** Begin **

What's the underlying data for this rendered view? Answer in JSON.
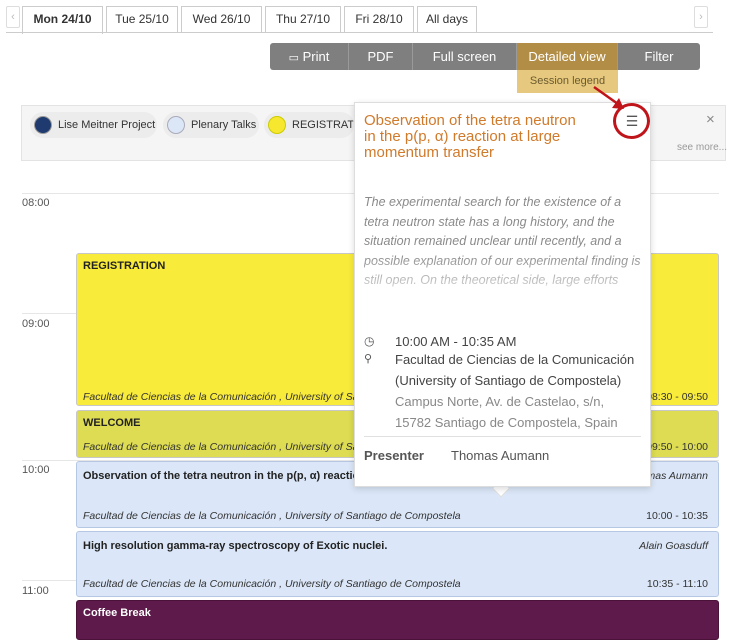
{
  "days": {
    "prev_arrow": "‹",
    "next_arrow": "›",
    "tabs": [
      "Mon 24/10",
      "Tue 25/10",
      "Wed 26/10",
      "Thu 27/10",
      "Fri 28/10",
      "All days"
    ]
  },
  "toolbar": {
    "print": "Print",
    "pdf": "PDF",
    "fullscreen": "Full screen",
    "detailed": "Detailed view",
    "filter": "Filter",
    "session_legend": "Session legend"
  },
  "legend": {
    "items": [
      {
        "label": "Lise Meitner Project",
        "color": "#1e3a6e"
      },
      {
        "label": "Plenary Talks",
        "color": "#dbe7f7"
      },
      {
        "label": "REGISTRATION",
        "color": "#f7e82f"
      }
    ],
    "close": "×",
    "see_more": "see more..."
  },
  "hours": [
    "08:00",
    "09:00",
    "10:00",
    "11:00"
  ],
  "events": [
    {
      "title": "REGISTRATION",
      "location": "Facultad de Ciencias de la Comunicación , University of Santiago de Compostela",
      "time": "08:30 - 09:50",
      "color": "#f9eb3a"
    },
    {
      "title": "WELCOME",
      "location": "Facultad de Ciencias de la Comunicación , University of Santiago de Compostela",
      "time": "09:50 - 10:00",
      "color": "#dddc52"
    },
    {
      "title": "Observation of the tetra neutron in the p(p, α) reaction at large momentum transfer",
      "presenter": "Thomas Aumann",
      "location": "Facultad de Ciencias de la Comunicación , University of Santiago de Compostela",
      "time": "10:00 - 10:35",
      "color": "#dbe7f8"
    },
    {
      "title": "High resolution gamma-ray spectroscopy of Exotic nuclei.",
      "presenter": "Alain Goasduff",
      "location": "Facultad de Ciencias de la Comunicación , University of Santiago de Compostela",
      "time": "10:35 - 11:10",
      "color": "#dbe7f8"
    },
    {
      "title": "Coffee Break",
      "color": "#5d1a4a"
    }
  ],
  "popup": {
    "title": "Observation of the tetra neutron in the p(p, α) reaction at large momentum transfer",
    "description": "The experimental search for the existence of a tetra neutron state has a long history, and the situation remained unclear until recently, and a possible explanation of our experimental finding is still open. On the theoretical side, large efforts",
    "time": "10:00 AM - 10:35 AM",
    "venue_line1": "Facultad de Ciencias de la Comunicación",
    "venue_line2": "(University of Santiago de Compostela)",
    "address_line1": "Campus Norte, Av. de Castelao, s/n,",
    "address_line2": "15782 Santiago de Compostela, Spain",
    "presenter_label": "Presenter",
    "presenter": "Thomas Aumann"
  },
  "colors": {
    "accent_orange": "#d07a2b",
    "annotation_red": "#c0141b",
    "toolbar_gray": "#7f7f7f",
    "toolbar_active": "#b28d45"
  }
}
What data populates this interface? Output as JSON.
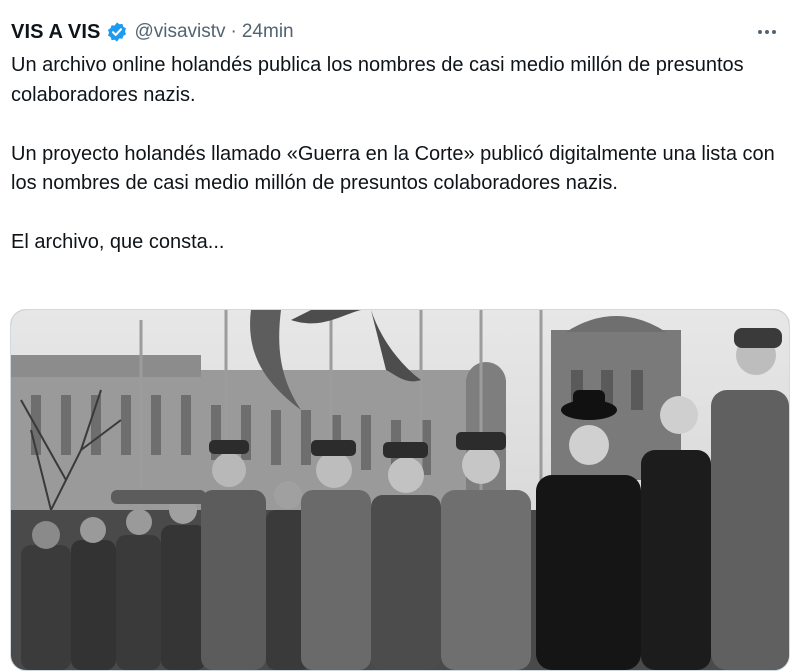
{
  "tweet": {
    "display_name": "VIS A VIS",
    "handle": "@visavistv",
    "separator": "·",
    "time": "24min",
    "verified_icon": "verified-badge-icon",
    "more_icon": "more-dots-icon",
    "paragraphs": [
      "Un archivo online holandés publica los nombres de casi medio millón de presuntos colaboradores nazis.",
      "Un proyecto holandés llamado «Guerra en la Corte» publicó digitalmente una lista con los nombres de casi medio millón de presuntos colaboradores nazis.",
      "El archivo, que consta..."
    ]
  },
  "colors": {
    "text": "#0f1419",
    "secondary": "#536471",
    "verified": "#1d9bf0",
    "border": "#cfd9de"
  }
}
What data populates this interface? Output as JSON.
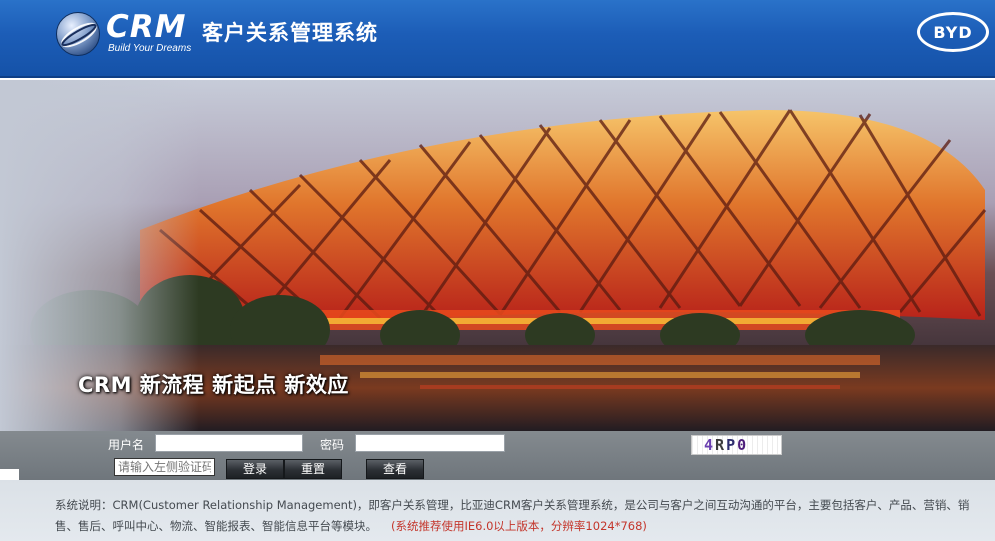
{
  "header": {
    "logo_text": "CRM",
    "logo_slogan": "Build Your Dreams",
    "app_title": "客户关系管理系统",
    "brand_badge": "BYD"
  },
  "banner": {
    "slogan": "CRM 新流程 新起点 新效应"
  },
  "login": {
    "username_label": "用户名",
    "username_value": "",
    "password_label": "密码",
    "password_value": "",
    "captcha_placeholder": "请输入左侧验证码",
    "captcha_chars": [
      "4",
      "R",
      "P",
      "0"
    ],
    "buttons": {
      "login": "登录",
      "reset": "重置",
      "view": "查看"
    }
  },
  "footer": {
    "description": "系统说明：CRM(Customer Relationship Management)，即客户关系管理，比亚迪CRM客户关系管理系统，是公司与客户之间互动沟通的平台，主要包括客户、产品、营销、销售、售后、呼叫中心、物流、智能报表、智能信息平台等模块。",
    "note": "(系统推荐使用IE6.0以上版本，分辨率1024*768)"
  },
  "colors": {
    "header_blue": "#1c5db7",
    "login_bar_gray": "#767d83",
    "footer_bg": "#e0e5ea",
    "note_red": "#c4362c"
  },
  "icons": {
    "logo": "crm-globe-icon",
    "brand": "byd-badge"
  }
}
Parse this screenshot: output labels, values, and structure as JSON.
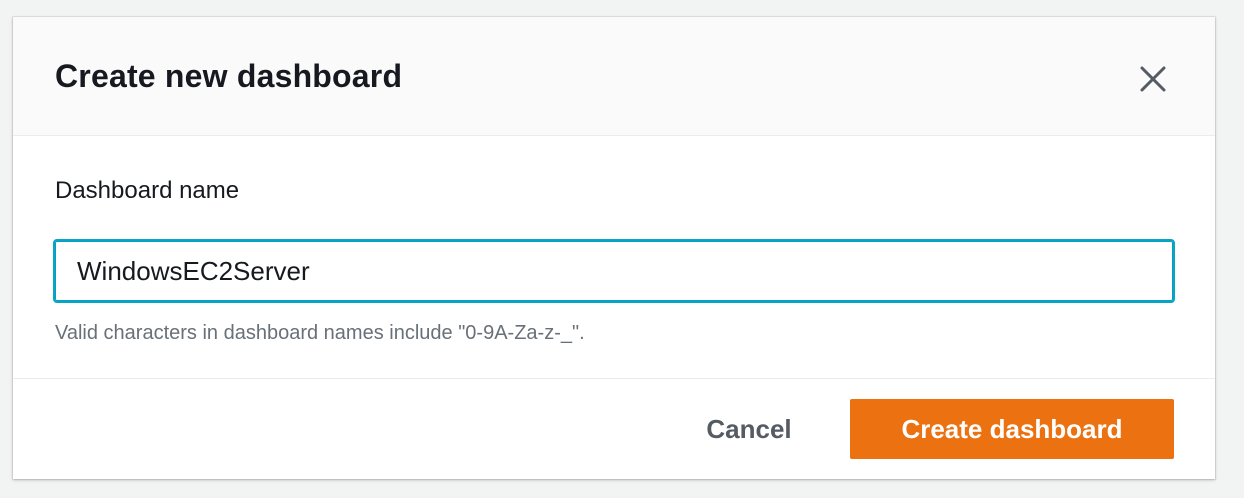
{
  "modal": {
    "title": "Create new dashboard",
    "close_icon": "close-icon"
  },
  "form": {
    "name_label": "Dashboard name",
    "name_value": "WindowsEC2Server",
    "hint": "Valid characters in dashboard names include \"0-9A-Za-z-_\"."
  },
  "footer": {
    "cancel_label": "Cancel",
    "create_label": "Create dashboard"
  },
  "colors": {
    "primary": "#ec7211",
    "focus": "#0aa5c1",
    "text": "#16191f",
    "muted": "#687078"
  }
}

** End **

REQUIREMENT →
In the records above, how many lines include the string "more"? Answer with only the number.

COMPLETED TASK →
2